### Information provided
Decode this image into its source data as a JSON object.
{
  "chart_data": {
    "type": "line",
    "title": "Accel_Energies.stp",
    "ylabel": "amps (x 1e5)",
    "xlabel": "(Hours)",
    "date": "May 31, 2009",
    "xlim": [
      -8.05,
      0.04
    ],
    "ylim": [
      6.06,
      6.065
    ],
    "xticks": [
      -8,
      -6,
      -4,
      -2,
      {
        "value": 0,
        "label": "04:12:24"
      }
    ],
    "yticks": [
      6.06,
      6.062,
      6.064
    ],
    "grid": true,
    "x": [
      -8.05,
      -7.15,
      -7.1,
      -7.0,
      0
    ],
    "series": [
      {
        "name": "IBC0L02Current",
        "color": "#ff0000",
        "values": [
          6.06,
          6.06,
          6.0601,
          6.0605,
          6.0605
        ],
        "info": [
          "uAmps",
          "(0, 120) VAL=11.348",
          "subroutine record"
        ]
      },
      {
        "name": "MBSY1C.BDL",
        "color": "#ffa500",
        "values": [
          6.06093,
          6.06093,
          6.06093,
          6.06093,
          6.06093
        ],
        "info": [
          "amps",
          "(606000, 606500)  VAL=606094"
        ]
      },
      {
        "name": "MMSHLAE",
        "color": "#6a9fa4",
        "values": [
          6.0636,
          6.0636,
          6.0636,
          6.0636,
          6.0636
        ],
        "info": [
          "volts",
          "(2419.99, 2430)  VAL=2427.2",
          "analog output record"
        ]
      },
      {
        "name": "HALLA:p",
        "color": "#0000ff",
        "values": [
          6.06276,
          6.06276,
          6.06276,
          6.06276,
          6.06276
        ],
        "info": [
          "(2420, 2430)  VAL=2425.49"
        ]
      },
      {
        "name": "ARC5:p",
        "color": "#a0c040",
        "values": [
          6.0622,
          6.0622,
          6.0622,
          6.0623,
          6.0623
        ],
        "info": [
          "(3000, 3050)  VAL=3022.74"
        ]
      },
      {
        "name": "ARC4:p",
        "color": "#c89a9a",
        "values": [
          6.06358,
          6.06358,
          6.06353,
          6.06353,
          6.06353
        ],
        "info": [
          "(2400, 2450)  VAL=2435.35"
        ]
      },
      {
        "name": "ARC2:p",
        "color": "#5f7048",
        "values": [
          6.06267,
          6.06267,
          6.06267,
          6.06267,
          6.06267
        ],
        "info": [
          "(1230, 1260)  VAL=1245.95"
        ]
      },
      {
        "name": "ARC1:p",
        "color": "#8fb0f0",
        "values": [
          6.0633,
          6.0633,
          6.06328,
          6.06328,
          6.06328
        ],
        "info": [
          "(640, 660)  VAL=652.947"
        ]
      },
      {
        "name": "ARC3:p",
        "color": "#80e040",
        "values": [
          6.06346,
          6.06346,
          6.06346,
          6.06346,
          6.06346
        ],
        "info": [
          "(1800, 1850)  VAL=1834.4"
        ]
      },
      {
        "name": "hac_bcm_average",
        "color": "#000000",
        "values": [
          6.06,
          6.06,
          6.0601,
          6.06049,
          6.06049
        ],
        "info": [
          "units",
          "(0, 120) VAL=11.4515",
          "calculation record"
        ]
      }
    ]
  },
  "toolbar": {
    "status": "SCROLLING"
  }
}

### What is needed
Gather each line of the listing containing the word "color" and show it.

### Answer for the task
        "color": "#ff0000",
        "color": "#ffa500",
        "color": "#6a9fa4",
        "color": "#0000ff",
        "color": "#a0c040",
        "color": "#c89a9a",
        "color": "#5f7048",
        "color": "#8fb0f0",
        "color": "#80e040",
        "color": "#000000",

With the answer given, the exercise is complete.